Lay out every line of the records as a Markdown table with the columns "Row" and "Line," numbering each row and skipping any blank lines.

(Collected data)
★ ★ ★

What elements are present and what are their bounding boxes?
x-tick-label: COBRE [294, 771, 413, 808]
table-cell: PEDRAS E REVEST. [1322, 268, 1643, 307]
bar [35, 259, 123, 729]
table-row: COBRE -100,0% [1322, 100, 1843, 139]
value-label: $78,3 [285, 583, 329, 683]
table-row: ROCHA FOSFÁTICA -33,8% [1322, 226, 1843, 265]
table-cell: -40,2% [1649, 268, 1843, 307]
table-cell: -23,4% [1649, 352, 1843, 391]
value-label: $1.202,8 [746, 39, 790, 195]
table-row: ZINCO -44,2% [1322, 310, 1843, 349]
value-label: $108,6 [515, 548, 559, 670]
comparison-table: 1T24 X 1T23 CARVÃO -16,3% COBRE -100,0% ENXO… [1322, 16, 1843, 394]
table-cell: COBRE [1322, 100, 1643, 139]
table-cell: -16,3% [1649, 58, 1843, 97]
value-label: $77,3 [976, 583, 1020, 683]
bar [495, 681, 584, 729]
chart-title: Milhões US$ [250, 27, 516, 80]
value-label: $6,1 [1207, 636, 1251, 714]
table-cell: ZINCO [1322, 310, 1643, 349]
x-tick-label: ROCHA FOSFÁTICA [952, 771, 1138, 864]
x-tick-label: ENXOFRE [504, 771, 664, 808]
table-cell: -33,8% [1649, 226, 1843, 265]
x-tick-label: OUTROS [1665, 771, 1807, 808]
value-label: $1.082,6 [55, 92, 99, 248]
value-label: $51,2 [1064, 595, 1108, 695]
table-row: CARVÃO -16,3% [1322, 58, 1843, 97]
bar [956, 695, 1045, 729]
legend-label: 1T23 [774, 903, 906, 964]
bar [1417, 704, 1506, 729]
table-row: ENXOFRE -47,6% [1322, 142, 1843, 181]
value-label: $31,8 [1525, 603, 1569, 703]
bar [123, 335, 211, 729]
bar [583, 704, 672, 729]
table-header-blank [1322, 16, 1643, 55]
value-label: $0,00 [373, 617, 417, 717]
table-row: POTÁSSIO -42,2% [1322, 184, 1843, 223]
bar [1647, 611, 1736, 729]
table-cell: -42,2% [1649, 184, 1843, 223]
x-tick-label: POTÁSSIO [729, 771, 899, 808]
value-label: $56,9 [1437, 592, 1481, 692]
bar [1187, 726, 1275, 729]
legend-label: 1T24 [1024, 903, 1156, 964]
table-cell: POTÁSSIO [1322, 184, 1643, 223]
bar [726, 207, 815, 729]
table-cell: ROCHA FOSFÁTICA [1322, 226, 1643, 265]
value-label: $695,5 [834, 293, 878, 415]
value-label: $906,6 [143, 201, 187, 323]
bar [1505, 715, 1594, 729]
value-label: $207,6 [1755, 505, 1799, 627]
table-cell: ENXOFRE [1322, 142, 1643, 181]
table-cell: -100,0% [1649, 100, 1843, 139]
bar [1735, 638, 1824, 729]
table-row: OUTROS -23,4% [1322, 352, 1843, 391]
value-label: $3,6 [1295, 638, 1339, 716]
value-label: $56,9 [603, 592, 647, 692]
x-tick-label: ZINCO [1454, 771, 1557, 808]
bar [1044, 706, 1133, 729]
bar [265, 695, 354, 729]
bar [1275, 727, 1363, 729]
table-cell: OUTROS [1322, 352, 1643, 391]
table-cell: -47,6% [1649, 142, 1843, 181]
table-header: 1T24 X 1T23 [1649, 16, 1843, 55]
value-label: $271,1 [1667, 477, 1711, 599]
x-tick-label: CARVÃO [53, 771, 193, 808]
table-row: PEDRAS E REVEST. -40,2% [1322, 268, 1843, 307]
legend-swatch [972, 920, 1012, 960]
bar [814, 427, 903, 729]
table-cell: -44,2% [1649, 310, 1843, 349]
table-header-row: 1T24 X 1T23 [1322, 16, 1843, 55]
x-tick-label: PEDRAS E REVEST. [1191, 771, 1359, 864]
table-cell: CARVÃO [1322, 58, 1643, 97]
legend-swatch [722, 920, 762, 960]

★ ★ ★

Task solution
| Row | Line |
|---|---|
| 1 | What elements are present and what are their bounding boxes? |
| 2 | x-tick-label: COBRE [294, 771, 413, 808] |
| 3 | table-cell: PEDRAS E REVEST. [1322, 268, 1643, 307] |
| 4 | bar [35, 259, 123, 729] |
| 5 | table-row: COBRE -100,0% [1322, 100, 1843, 139] |
| 6 | value-label: $78,3 [285, 583, 329, 683] |
| 7 | table-row: ROCHA FOSFÁTICA -33,8% [1322, 226, 1843, 265] |
| 8 | table-cell: -40,2% [1649, 268, 1843, 307] |
| 9 | table-cell: -23,4% [1649, 352, 1843, 391] |
| 10 | value-label: $1.202,8 [746, 39, 790, 195] |
| 11 | table-row: ZINCO -44,2% [1322, 310, 1843, 349] |
| 12 | value-label: $108,6 [515, 548, 559, 670] |
| 13 | comparison-table: 1T24 X 1T23 CARVÃO -16,3% COBRE -100,0% ENXO… [1322, 16, 1843, 394] |
| 14 | table-cell: COBRE [1322, 100, 1643, 139] |
| 15 | table-cell: -16,3% [1649, 58, 1843, 97] |
| 16 | value-label: $77,3 [976, 583, 1020, 683] |
| 17 | bar [495, 681, 584, 729] |
| 18 | chart-title: Milhões US$ [250, 27, 516, 80] |
| 19 | value-label: $6,1 [1207, 636, 1251, 714] |
| 20 | table-cell: ZINCO [1322, 310, 1643, 349] |
| 21 | x-tick-label: ROCHA FOSFÁTICA [952, 771, 1138, 864] |
| 22 | x-tick-label: ENXOFRE [504, 771, 664, 808] |
| 23 | table-cell: -33,8% [1649, 226, 1843, 265] |
| 24 | x-tick-label: OUTROS [1665, 771, 1807, 808] |
| 25 | value-label: $1.082,6 [55, 92, 99, 248] |
| 26 | value-label: $51,2 [1064, 595, 1108, 695] |
| 27 | table-row: CARVÃO -16,3% [1322, 58, 1843, 97] |
| 28 | bar [956, 695, 1045, 729] |
| 29 | legend-label: 1T23 [774, 903, 906, 964] |
| 30 | bar [1417, 704, 1506, 729] |
| 31 | table-row: ENXOFRE -47,6% [1322, 142, 1843, 181] |
| 32 | value-label: $31,8 [1525, 603, 1569, 703] |
| 33 | bar [123, 335, 211, 729] |
| 34 | bar [583, 704, 672, 729] |
| 35 | table-header-blank [1322, 16, 1643, 55] |
| 36 | value-label: $0,00 [373, 617, 417, 717] |
| 37 | table-row: POTÁSSIO -42,2% [1322, 184, 1843, 223] |
| 38 | bar [1647, 611, 1736, 729] |
| 39 | table-cell: -42,2% [1649, 184, 1843, 223] |
| 40 | x-tick-label: POTÁSSIO [729, 771, 899, 808] |
| 41 | value-label: $56,9 [1437, 592, 1481, 692] |
| 42 | bar [1187, 726, 1275, 729] |
| 43 | legend-label: 1T24 [1024, 903, 1156, 964] |
| 44 | table-cell: POTÁSSIO [1322, 184, 1643, 223] |
| 45 | bar [726, 207, 815, 729] |
| 46 | table-cell: ROCHA FOSFÁTICA [1322, 226, 1643, 265] |
| 47 | value-label: $695,5 [834, 293, 878, 415] |
| 48 | value-label: $906,6 [143, 201, 187, 323] |
| 49 | bar [1505, 715, 1594, 729] |
| 50 | value-label: $207,6 [1755, 505, 1799, 627] |
| 51 | table-cell: ENXOFRE [1322, 142, 1643, 181] |
| 52 | table-cell: -100,0% [1649, 100, 1843, 139] |
| 53 | bar [1735, 638, 1824, 729] |
| 54 | table-row: OUTROS -23,4% [1322, 352, 1843, 391] |
| 55 | value-label: $3,6 [1295, 638, 1339, 716] |
| 56 | value-label: $56,9 [603, 592, 647, 692] |
| 57 | x-tick-label: ZINCO [1454, 771, 1557, 808] |
| 58 | bar [1044, 706, 1133, 729] |
| 59 | bar [265, 695, 354, 729] |
| 60 | bar [1275, 727, 1363, 729] |
| 61 | table-cell: OUTROS [1322, 352, 1643, 391] |
| 62 | table-cell: -47,6% [1649, 142, 1843, 181] |
| 63 | table-header: 1T24 X 1T23 [1649, 16, 1843, 55] |
| 64 | value-label: $271,1 [1667, 477, 1711, 599] |
| 65 | x-tick-label: CARVÃO [53, 771, 193, 808] |
| 66 | table-row: PEDRAS E REVEST. -40,2% [1322, 268, 1843, 307] |
| 67 | legend-swatch [972, 920, 1012, 960] |
| 68 | bar [814, 427, 903, 729] |
| 69 | table-cell: -44,2% [1649, 310, 1843, 349] |
| 70 | table-header-row: 1T24 X 1T23 [1322, 16, 1843, 55] |
| 71 | x-tick-label: PEDRAS E REVEST. [1191, 771, 1359, 864] |
| 72 | table-cell: CARVÃO [1322, 58, 1643, 97] |
| 73 | legend-swatch [722, 920, 762, 960] |